* [What you are asked to do]: The records that follow should be retyped word for word.

-- Begin --

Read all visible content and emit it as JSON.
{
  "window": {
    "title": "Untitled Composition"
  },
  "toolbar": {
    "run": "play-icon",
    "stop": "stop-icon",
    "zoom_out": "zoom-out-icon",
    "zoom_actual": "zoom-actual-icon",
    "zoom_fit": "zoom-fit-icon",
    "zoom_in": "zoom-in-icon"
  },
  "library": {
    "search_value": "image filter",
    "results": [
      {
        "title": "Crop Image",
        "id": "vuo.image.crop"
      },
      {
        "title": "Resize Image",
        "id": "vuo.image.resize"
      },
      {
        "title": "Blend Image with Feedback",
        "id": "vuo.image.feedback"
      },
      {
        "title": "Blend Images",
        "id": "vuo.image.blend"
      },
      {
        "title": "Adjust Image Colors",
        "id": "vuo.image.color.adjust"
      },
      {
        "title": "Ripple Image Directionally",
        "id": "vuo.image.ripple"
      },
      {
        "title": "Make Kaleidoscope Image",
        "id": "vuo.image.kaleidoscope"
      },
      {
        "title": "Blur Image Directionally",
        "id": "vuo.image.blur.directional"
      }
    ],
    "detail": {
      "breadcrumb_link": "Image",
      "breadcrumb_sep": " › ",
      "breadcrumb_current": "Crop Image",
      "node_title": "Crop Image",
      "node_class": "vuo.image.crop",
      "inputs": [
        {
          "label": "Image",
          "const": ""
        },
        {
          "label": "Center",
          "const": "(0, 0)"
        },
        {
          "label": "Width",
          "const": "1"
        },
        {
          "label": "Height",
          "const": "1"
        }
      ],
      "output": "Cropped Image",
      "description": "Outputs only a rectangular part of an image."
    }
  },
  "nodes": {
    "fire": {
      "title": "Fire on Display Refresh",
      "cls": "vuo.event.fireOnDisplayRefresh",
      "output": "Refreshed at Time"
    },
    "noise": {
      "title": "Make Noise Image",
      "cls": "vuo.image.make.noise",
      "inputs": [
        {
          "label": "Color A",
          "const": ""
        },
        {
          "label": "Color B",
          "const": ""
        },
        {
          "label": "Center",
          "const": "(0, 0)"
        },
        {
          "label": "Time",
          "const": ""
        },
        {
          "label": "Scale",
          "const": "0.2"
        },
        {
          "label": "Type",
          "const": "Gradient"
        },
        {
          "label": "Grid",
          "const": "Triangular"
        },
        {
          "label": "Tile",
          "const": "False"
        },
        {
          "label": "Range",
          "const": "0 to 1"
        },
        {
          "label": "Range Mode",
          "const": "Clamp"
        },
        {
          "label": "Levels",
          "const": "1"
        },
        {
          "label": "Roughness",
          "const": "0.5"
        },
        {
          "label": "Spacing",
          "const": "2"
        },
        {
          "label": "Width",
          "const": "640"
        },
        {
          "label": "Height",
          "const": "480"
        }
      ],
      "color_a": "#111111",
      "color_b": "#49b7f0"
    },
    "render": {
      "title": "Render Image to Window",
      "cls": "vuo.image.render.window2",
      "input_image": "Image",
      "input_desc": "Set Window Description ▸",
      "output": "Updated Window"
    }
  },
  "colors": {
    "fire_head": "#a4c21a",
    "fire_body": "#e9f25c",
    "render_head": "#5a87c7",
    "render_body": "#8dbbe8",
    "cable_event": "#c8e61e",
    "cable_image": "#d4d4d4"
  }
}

-- End --

* [The output]:
Read all visible content and emit it as JSON.
{
  "window": {
    "title": "Untitled Composition"
  },
  "toolbar": {
    "run": "play-icon",
    "stop": "stop-icon",
    "zoom_out": "zoom-out-icon",
    "zoom_actual": "zoom-actual-icon",
    "zoom_fit": "zoom-fit-icon",
    "zoom_in": "zoom-in-icon"
  },
  "library": {
    "search_value": "image filter",
    "results": [
      {
        "title": "Crop Image",
        "id": "vuo.image.crop"
      },
      {
        "title": "Resize Image",
        "id": "vuo.image.resize"
      },
      {
        "title": "Blend Image with Feedback",
        "id": "vuo.image.feedback"
      },
      {
        "title": "Blend Images",
        "id": "vuo.image.blend"
      },
      {
        "title": "Adjust Image Colors",
        "id": "vuo.image.color.adjust"
      },
      {
        "title": "Ripple Image Directionally",
        "id": "vuo.image.ripple"
      },
      {
        "title": "Make Kaleidoscope Image",
        "id": "vuo.image.kaleidoscope"
      },
      {
        "title": "Blur Image Directionally",
        "id": "vuo.image.blur.directional"
      }
    ],
    "detail": {
      "breadcrumb_link": "Image",
      "breadcrumb_sep": " › ",
      "breadcrumb_current": "Crop Image",
      "node_title": "Crop Image",
      "node_class": "vuo.image.crop",
      "inputs": [
        {
          "label": "Image",
          "const": ""
        },
        {
          "label": "Center",
          "const": "(0, 0)"
        },
        {
          "label": "Width",
          "const": "1"
        },
        {
          "label": "Height",
          "const": "1"
        }
      ],
      "output": "Cropped Image",
      "description": "Outputs only a rectangular part of an image."
    }
  },
  "nodes": {
    "fire": {
      "title": "Fire on Display Refresh",
      "cls": "vuo.event.fireOnDisplayRefresh",
      "output": "Refreshed at Time"
    },
    "noise": {
      "title": "Make Noise Image",
      "cls": "vuo.image.make.noise",
      "inputs": [
        {
          "label": "Color A",
          "const": ""
        },
        {
          "label": "Color B",
          "const": ""
        },
        {
          "label": "Center",
          "const": "(0, 0)"
        },
        {
          "label": "Time",
          "const": ""
        },
        {
          "label": "Scale",
          "const": "0.2"
        },
        {
          "label": "Type",
          "const": "Gradient"
        },
        {
          "label": "Grid",
          "const": "Triangular"
        },
        {
          "label": "Tile",
          "const": "False"
        },
        {
          "label": "Range",
          "const": "0 to 1"
        },
        {
          "label": "Range Mode",
          "const": "Clamp"
        },
        {
          "label": "Levels",
          "const": "1"
        },
        {
          "label": "Roughness",
          "const": "0.5"
        },
        {
          "label": "Spacing",
          "const": "2"
        },
        {
          "label": "Width",
          "const": "640"
        },
        {
          "label": "Height",
          "const": "480"
        }
      ],
      "color_a": "#111111",
      "color_b": "#49b7f0"
    },
    "render": {
      "title": "Render Image to Window",
      "cls": "vuo.image.render.window2",
      "input_image": "Image",
      "input_desc": "Set Window Description ▸",
      "output": "Updated Window"
    }
  },
  "colors": {
    "fire_head": "#a4c21a",
    "fire_body": "#e9f25c",
    "render_head": "#5a87c7",
    "render_body": "#8dbbe8",
    "cable_event": "#c8e61e",
    "cable_image": "#d4d4d4"
  }
}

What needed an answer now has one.